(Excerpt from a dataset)
^^^^^^^^^^^^^^^^

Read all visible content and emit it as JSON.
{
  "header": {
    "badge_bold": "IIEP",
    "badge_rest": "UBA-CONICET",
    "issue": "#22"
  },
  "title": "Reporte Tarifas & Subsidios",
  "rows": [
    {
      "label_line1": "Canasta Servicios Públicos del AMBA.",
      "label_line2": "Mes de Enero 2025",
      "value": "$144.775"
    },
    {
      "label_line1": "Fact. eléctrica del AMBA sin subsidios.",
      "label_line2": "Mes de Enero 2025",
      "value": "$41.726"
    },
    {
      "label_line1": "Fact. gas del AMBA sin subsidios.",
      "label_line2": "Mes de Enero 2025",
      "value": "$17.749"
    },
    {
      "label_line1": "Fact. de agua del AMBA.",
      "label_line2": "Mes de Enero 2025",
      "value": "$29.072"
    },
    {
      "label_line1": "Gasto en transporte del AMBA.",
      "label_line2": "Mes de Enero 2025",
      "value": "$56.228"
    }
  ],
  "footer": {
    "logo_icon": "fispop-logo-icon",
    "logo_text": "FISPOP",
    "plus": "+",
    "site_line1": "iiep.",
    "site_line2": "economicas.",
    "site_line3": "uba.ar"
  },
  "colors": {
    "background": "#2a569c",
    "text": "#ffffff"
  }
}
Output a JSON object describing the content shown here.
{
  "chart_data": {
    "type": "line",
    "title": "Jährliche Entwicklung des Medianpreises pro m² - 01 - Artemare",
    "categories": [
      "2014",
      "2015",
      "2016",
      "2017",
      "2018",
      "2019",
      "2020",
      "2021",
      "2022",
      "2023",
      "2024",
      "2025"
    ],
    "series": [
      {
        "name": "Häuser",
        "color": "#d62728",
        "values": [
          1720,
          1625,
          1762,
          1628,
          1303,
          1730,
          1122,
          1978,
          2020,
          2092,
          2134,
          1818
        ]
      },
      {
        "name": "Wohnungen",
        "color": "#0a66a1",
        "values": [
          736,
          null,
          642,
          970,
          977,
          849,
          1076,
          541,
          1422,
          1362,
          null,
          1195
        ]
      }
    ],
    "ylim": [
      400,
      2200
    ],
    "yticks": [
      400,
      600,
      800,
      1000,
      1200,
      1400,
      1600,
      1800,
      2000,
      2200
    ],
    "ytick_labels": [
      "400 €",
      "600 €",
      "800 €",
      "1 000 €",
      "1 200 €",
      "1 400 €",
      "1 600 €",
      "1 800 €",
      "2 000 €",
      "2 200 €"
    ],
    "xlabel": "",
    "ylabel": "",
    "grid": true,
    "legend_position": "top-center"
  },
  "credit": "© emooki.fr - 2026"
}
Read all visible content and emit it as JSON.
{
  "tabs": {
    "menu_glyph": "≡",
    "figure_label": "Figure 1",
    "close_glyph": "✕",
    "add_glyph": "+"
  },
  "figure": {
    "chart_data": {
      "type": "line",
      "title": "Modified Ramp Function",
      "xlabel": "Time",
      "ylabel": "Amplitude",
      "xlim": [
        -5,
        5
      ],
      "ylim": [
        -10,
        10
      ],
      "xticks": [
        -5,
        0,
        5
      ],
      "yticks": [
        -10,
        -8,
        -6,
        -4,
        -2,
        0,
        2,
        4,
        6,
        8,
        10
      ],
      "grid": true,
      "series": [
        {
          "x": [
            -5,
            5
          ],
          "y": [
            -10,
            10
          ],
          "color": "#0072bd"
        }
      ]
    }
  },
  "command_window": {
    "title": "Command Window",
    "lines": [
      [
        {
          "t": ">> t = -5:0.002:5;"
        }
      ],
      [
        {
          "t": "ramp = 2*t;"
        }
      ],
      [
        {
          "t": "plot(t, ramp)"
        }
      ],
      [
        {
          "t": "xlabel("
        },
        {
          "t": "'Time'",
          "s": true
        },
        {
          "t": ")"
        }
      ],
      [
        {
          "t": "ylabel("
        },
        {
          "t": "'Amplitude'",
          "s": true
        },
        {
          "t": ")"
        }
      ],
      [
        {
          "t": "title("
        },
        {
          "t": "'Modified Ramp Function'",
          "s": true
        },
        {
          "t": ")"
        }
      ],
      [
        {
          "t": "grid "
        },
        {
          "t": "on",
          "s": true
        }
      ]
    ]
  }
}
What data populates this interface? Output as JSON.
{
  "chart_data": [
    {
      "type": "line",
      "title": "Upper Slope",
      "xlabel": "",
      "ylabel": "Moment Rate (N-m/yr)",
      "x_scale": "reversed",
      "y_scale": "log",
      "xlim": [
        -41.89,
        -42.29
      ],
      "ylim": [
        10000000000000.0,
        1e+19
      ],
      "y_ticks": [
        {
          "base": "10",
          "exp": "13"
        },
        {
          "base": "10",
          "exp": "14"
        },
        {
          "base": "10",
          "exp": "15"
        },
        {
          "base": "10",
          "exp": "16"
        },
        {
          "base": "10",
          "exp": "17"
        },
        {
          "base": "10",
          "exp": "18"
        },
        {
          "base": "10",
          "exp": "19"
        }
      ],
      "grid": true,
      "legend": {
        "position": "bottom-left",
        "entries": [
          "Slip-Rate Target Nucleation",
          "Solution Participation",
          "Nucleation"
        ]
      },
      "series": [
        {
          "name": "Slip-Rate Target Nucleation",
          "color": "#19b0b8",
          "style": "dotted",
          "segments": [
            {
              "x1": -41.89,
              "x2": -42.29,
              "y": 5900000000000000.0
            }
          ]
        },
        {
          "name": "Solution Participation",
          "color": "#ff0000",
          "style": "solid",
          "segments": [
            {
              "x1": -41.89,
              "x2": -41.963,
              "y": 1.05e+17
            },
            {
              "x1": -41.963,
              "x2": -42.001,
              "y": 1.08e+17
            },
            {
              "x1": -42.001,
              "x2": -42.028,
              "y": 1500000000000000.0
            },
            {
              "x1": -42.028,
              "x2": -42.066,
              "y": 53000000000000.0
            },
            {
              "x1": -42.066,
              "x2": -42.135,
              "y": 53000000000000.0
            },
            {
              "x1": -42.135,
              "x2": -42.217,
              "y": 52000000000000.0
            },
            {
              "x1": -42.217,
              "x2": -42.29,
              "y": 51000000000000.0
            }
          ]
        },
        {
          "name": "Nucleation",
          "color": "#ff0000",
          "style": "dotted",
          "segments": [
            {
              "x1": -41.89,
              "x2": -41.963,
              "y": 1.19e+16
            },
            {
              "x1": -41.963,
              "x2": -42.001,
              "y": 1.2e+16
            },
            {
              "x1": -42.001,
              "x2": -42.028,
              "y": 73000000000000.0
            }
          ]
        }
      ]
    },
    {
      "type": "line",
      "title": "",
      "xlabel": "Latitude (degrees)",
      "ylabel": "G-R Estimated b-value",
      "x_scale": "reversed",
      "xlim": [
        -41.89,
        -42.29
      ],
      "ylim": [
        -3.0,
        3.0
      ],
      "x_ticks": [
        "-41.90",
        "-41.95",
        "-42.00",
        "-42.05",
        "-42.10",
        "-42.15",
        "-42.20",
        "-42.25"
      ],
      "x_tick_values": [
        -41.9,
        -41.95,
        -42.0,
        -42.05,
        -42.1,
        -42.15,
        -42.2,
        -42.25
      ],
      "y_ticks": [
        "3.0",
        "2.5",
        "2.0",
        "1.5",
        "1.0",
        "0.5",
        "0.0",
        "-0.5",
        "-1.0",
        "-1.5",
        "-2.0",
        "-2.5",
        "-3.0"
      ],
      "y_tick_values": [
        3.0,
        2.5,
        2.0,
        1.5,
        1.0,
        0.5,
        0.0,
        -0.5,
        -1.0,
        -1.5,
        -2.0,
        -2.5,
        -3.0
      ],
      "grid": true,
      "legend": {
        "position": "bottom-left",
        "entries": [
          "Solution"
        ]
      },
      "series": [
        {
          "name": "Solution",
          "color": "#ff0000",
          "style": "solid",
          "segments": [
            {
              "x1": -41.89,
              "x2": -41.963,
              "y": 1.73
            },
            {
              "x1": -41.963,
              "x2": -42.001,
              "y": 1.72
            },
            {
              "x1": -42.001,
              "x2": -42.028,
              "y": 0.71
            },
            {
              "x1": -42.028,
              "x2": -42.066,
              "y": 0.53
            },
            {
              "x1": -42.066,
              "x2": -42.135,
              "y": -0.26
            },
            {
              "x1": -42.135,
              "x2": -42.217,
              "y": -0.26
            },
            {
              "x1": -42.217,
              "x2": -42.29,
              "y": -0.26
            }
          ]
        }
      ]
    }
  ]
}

^^^^^^^^^^^^^^^^

*YOUR OBJECTIVE*
Identify the lines above with the word "Slip". Copy them.

*OUTPUT FOR THIS TASK*
          "Slip-Rate Target Nucleation",
          "name": "Slip-Rate Target Nucleation",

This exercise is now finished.